What you are asked to do: Show every line where "Донецької" occurs.

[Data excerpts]
━━━━━━━━

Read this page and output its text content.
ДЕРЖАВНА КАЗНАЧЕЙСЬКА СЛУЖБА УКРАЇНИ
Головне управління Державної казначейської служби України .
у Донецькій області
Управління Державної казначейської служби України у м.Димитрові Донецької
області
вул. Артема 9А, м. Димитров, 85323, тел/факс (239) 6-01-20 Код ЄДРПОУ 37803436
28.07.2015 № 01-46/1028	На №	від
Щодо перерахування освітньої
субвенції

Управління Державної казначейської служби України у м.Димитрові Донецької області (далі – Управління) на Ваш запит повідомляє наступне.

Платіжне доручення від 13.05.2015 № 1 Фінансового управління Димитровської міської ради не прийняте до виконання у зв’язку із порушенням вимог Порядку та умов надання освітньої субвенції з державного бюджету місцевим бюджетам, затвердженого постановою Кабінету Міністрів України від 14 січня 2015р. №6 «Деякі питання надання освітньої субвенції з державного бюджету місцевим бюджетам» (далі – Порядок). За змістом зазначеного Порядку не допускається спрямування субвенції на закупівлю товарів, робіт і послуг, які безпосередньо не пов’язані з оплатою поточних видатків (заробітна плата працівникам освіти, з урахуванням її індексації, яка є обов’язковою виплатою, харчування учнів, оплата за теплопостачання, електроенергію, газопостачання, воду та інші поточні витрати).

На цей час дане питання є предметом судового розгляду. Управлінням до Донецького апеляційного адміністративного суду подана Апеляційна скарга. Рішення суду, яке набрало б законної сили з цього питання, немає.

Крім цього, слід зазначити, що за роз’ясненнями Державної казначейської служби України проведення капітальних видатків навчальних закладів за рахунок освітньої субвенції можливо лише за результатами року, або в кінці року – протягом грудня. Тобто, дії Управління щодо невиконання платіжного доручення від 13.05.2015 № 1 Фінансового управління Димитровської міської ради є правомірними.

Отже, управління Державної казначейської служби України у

━━━━━━━━

Full response:
Управління Державної казначейської служби України у м.Димитрові Донецької
Управління Державної казначейської служби України у м.Димитрові Донецької області (далі – Управління) на Ваш запит повідомляє наступне.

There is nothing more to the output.